• STATED EXERCISE:
Say how many lines hold the string "entre", and nothing more.

* * * * * * * * *

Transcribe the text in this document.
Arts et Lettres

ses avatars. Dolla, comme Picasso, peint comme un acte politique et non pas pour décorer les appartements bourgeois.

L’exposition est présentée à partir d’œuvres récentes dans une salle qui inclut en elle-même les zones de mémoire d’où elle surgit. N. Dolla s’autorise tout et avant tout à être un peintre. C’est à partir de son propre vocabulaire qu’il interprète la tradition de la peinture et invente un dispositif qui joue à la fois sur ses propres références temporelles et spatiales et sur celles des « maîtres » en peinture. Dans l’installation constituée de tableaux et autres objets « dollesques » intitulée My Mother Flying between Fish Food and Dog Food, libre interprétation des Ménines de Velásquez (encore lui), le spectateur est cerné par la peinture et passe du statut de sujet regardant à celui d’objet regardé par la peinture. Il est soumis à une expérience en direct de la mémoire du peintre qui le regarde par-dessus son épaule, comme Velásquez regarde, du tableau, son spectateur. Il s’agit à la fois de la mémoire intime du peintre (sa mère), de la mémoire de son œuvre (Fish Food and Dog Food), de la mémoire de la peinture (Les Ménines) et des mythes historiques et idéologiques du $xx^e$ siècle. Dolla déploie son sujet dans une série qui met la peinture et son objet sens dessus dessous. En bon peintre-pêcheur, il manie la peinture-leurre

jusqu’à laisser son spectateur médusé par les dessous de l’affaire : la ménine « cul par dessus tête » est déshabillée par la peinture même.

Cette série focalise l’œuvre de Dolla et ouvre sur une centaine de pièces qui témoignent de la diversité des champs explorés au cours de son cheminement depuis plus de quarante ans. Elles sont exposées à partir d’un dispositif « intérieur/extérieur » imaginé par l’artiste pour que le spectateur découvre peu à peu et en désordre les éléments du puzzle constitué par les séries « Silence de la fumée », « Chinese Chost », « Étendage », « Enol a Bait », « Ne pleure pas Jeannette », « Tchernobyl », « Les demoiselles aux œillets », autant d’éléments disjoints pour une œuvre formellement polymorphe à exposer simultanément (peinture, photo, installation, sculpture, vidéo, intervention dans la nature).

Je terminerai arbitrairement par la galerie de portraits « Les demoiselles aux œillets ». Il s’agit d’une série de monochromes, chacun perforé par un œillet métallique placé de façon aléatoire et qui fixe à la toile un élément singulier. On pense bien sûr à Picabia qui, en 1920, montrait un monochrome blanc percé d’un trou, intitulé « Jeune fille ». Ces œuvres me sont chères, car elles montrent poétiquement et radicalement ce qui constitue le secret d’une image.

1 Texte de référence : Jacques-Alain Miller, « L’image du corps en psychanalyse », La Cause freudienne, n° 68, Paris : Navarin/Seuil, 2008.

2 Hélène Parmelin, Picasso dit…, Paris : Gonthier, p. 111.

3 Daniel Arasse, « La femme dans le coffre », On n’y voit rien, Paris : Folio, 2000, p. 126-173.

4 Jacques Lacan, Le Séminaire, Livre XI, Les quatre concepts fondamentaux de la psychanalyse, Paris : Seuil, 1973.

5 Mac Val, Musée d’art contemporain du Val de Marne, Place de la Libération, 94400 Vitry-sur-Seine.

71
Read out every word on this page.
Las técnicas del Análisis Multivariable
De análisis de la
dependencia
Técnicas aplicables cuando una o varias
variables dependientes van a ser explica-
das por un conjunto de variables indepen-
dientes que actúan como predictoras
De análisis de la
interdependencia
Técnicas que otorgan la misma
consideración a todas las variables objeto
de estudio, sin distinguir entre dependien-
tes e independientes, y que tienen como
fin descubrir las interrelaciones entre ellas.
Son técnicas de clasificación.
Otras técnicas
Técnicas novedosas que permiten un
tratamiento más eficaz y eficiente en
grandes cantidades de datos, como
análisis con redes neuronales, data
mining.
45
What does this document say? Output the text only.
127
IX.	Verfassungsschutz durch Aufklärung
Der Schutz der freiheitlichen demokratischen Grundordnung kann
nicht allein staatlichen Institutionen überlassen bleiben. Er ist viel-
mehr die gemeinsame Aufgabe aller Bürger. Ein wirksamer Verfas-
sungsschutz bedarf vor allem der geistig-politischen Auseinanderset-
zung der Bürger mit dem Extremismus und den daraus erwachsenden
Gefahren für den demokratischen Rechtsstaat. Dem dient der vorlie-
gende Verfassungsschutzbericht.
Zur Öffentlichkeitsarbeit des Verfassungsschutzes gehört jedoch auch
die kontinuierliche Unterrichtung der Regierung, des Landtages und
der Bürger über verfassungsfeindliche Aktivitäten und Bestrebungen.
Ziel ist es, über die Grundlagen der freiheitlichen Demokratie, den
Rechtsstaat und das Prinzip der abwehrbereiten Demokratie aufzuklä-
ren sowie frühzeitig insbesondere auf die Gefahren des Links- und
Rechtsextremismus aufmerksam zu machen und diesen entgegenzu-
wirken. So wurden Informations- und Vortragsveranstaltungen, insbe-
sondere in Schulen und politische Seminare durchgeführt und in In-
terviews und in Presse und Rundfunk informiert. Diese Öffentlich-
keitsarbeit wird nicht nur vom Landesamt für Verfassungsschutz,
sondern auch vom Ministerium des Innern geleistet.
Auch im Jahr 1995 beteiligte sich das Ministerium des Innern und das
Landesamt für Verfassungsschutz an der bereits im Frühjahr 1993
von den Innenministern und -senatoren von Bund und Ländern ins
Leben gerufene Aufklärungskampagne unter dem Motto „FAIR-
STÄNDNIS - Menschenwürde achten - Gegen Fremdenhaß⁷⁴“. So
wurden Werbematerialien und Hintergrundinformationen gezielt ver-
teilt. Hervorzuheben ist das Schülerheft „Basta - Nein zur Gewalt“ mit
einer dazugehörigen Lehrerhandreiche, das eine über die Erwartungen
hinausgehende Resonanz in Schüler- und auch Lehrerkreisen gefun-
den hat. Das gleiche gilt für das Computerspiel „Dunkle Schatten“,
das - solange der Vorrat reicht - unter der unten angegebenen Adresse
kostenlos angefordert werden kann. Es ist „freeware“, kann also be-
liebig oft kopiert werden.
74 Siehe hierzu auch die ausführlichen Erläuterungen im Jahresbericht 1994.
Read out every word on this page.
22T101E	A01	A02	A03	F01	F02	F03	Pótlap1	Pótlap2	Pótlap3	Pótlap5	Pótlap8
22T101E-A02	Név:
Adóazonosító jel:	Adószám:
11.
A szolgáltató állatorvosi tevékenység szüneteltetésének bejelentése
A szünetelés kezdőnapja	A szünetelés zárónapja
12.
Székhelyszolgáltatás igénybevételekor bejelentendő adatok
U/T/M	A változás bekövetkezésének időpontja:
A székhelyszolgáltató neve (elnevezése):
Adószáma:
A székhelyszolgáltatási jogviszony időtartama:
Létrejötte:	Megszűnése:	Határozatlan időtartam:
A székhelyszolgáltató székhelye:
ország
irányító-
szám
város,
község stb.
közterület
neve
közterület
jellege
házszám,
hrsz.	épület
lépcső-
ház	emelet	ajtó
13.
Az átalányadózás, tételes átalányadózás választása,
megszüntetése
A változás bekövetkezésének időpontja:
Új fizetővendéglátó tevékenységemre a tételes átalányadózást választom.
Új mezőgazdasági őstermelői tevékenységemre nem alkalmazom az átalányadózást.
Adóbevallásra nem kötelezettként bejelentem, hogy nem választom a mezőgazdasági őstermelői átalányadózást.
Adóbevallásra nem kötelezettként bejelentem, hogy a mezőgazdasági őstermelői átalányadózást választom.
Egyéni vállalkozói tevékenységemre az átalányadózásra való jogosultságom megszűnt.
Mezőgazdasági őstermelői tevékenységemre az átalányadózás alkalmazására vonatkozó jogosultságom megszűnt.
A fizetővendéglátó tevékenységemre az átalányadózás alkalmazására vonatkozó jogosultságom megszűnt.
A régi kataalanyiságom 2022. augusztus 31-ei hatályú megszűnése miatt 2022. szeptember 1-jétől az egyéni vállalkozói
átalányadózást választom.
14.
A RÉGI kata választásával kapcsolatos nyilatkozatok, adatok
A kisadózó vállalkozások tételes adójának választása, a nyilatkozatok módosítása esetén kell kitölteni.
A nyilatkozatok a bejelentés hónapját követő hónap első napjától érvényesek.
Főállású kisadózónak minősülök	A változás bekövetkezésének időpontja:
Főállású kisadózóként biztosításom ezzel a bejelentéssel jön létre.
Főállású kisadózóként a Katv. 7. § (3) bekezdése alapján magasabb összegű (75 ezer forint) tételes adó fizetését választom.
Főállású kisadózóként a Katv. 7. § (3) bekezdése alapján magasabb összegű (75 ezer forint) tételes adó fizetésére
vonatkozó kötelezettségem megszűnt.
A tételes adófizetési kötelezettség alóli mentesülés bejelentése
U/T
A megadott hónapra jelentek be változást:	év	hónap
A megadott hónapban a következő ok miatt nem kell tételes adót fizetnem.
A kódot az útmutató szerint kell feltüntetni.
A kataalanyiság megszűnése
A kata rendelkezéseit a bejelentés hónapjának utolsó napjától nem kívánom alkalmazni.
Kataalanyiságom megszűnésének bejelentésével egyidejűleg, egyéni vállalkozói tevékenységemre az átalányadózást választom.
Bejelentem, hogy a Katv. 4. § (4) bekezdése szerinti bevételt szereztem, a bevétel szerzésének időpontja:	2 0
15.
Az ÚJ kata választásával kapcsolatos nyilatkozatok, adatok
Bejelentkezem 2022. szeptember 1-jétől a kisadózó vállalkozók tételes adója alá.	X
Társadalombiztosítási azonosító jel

* * * * * * * * *

• FULL OUTPUT:
2